╭──

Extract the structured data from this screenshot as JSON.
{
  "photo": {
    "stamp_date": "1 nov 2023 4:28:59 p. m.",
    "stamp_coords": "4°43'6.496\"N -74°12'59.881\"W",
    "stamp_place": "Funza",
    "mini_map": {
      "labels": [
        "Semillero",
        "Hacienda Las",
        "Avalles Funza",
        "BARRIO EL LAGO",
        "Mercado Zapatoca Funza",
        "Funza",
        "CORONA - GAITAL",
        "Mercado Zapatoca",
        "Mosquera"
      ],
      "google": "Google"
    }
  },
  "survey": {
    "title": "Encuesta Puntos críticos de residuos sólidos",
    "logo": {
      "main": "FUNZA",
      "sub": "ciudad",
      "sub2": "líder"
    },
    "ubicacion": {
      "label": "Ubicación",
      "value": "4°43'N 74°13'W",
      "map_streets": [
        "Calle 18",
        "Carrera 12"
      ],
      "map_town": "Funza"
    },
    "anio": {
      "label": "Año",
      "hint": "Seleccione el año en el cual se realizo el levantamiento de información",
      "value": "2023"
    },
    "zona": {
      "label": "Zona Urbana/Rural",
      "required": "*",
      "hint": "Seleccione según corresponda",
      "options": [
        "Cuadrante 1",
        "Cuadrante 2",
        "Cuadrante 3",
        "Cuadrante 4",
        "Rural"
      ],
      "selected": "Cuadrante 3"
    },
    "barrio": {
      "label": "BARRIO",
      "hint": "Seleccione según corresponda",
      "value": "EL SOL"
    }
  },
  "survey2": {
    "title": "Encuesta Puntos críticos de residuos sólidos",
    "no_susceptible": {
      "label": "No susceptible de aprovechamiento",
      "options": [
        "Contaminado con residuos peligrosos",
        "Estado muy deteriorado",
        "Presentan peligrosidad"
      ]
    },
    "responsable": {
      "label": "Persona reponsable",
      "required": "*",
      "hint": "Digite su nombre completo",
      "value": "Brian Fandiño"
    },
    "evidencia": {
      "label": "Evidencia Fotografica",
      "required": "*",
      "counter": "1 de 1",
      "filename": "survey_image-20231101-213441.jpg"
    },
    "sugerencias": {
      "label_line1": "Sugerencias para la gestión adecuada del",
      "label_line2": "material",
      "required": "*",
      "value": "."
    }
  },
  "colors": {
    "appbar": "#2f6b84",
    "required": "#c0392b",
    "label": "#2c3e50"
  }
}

╰──

# [PROBLEM]
Extract the full listing above without alteration.

# [RESULT FOR THIS TASK]
Extract the structured data from this screenshot as JSON.
{
  "photo": {
    "stamp_date": "1 nov 2023 4:28:59 p. m.",
    "stamp_coords": "4°43'6.496\"N -74°12'59.881\"W",
    "stamp_place": "Funza",
    "mini_map": {
      "labels": [
        "Semillero",
        "Hacienda Las",
        "Avalles Funza",
        "BARRIO EL LAGO",
        "Mercado Zapatoca Funza",
        "Funza",
        "CORONA - GAITAL",
        "Mercado Zapatoca",
        "Mosquera"
      ],
      "google": "Google"
    }
  },
  "survey": {
    "title": "Encuesta Puntos críticos de residuos sólidos",
    "logo": {
      "main": "FUNZA",
      "sub": "ciudad",
      "sub2": "líder"
    },
    "ubicacion": {
      "label": "Ubicación",
      "value": "4°43'N 74°13'W",
      "map_streets": [
        "Calle 18",
        "Carrera 12"
      ],
      "map_town": "Funza"
    },
    "anio": {
      "label": "Año",
      "hint": "Seleccione el año en el cual se realizo el levantamiento de información",
      "value": "2023"
    },
    "zona": {
      "label": "Zona Urbana/Rural",
      "required": "*",
      "hint": "Seleccione según corresponda",
      "options": [
        "Cuadrante 1",
        "Cuadrante 2",
        "Cuadrante 3",
        "Cuadrante 4",
        "Rural"
      ],
      "selected": "Cuadrante 3"
    },
    "barrio": {
      "label": "BARRIO",
      "hint": "Seleccione según corresponda",
      "value": "EL SOL"
    }
  },
  "survey2": {
    "title": "Encuesta Puntos críticos de residuos sólidos",
    "no_susceptible": {
      "label": "No susceptible de aprovechamiento",
      "options": [
        "Contaminado con residuos peligrosos",
        "Estado muy deteriorado",
        "Presentan peligrosidad"
      ]
    },
    "responsable": {
      "label": "Persona reponsable",
      "required": "*",
      "hint": "Digite su nombre completo",
      "value": "Brian Fandiño"
    },
    "evidencia": {
      "label": "Evidencia Fotografica",
      "required": "*",
      "counter": "1 de 1",
      "filename": "survey_image-20231101-213441.jpg"
    },
    "sugerencias": {
      "label_line1": "Sugerencias para la gestión adecuada del",
      "label_line2": "material",
      "required": "*",
      "value": "."
    }
  },
  "colors": {
    "appbar": "#2f6b84",
    "required": "#c0392b",
    "label": "#2c3e50"
  }
}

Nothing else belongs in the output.